▶ WHAT THE TASK REQUIRES: Pictures should be excluded; otherwise, copy every entry exactly.
————
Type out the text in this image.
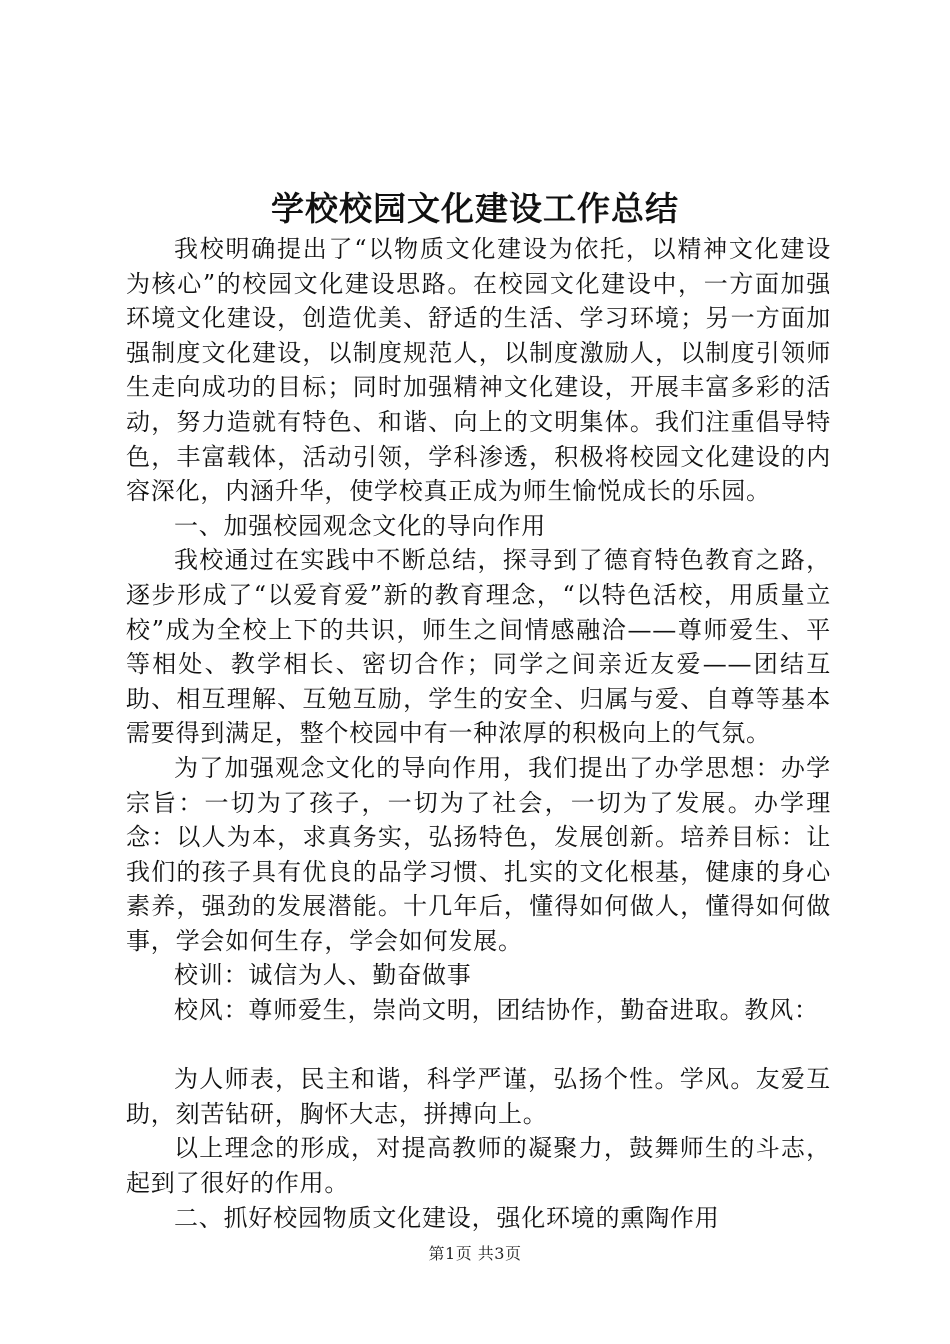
学校校园文化建设工作总结

我校明确提出了“以物质文化建设为依托，以精神文化建设为核心”的校园文化建设思路。在校园文化建设中，一方面加强环境文化建设，创造优美、舒适的生活、学习环境；另一方面加强制度文化建设，以制度规范人，以制度激励人，以制度引领师生走向成功的目标；同时加强精神文化建设，开展丰富多彩的活动，努力造就有特色、和谐、向上的文明集体。我们注重倡导特色，丰富载体，活动引领，学科渗透，积极将校园文化建设的内容深化，内涵升华，使学校真正成为师生愉悦成长的乐园。

一、加强校园观念文化的导向作用

我校通过在实践中不断总结，探寻到了德育特色教育之路，逐步形成了“以爱育爱”新的教育理念，“以特色活校，用质量立校”成为全校上下的共识，师生之间情感融洽——尊师爱生、平等相处、教学相长、密切合作；同学之间亲近友爱——团结互助、相互理解、互勉互励，学生的安全、归属与爱、自尊等基本需要得到满足，整个校园中有一种浓厚的积极向上的气氛。

为了加强观念文化的导向作用，我们提出了办学思想：办学宗旨：一切为了孩子，一切为了社会，一切为了发展。办学理念：以人为本，求真务实，弘扬特色，发展创新。培养目标：让我们的孩子具有优良的品学习惯、扎实的文化根基，健康的身心素养，强劲的发展潜能。十几年后，懂得如何做人，懂得如何做事，学会如何生存，学会如何发展。

校训：诚信为人、勤奋做事

校风：尊师爱生，崇尚文明，团结协作，勤奋进取。教风：

为人师表，民主和谐，科学严谨，弘扬个性。学风。友爱互助，刻苦钻研，胸怀大志，拼搏向上。

以上理念的形成，对提高教师的凝聚力，鼓舞师生的斗志，起到了很好的作用。

二、抓好校园物质文化建设，强化环境的熏陶作用

第1页 共3页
————
▶ COMPLETE RESPONSE:
Type out the text in this image.
学校校园文化建设工作总结

我校明确提出了“以物质文化建设为依托，以精神文化建设为核心”的校园文化建设思路。在校园文化建设中，一方面加强环境文化建设，创造优美、舒适的生活、学习环境；另一方面加强制度文化建设，以制度规范人，以制度激励人，以制度引领师生走向成功的目标；同时加强精神文化建设，开展丰富多彩的活动，努力造就有特色、和谐、向上的文明集体。我们注重倡导特色，丰富载体，活动引领，学科渗透，积极将校园文化建设的内容深化，内涵升华，使学校真正成为师生愉悦成长的乐园。

一、加强校园观念文化的导向作用

我校通过在实践中不断总结，探寻到了德育特色教育之路，逐步形成了“以爱育爱”新的教育理念，“以特色活校，用质量立校”成为全校上下的共识，师生之间情感融洽——尊师爱生、平等相处、教学相长、密切合作；同学之间亲近友爱——团结互助、相互理解、互勉互励，学生的安全、归属与爱、自尊等基本需要得到满足，整个校园中有一种浓厚的积极向上的气氛。

为了加强观念文化的导向作用，我们提出了办学思想：办学宗旨：一切为了孩子，一切为了社会，一切为了发展。办学理念：以人为本，求真务实，弘扬特色，发展创新。培养目标：让我们的孩子具有优良的品学习惯、扎实的文化根基，健康的身心素养，强劲的发展潜能。十几年后，懂得如何做人，懂得如何做事，学会如何生存，学会如何发展。

校训：诚信为人、勤奋做事

校风：尊师爱生，崇尚文明，团结协作，勤奋进取。教风：

为人师表，民主和谐，科学严谨，弘扬个性。学风。友爱互助，刻苦钻研，胸怀大志，拼搏向上。

以上理念的形成，对提高教师的凝聚力，鼓舞师生的斗志，起到了很好的作用。

二、抓好校园物质文化建设，强化环境的熏陶作用

第1页 共3页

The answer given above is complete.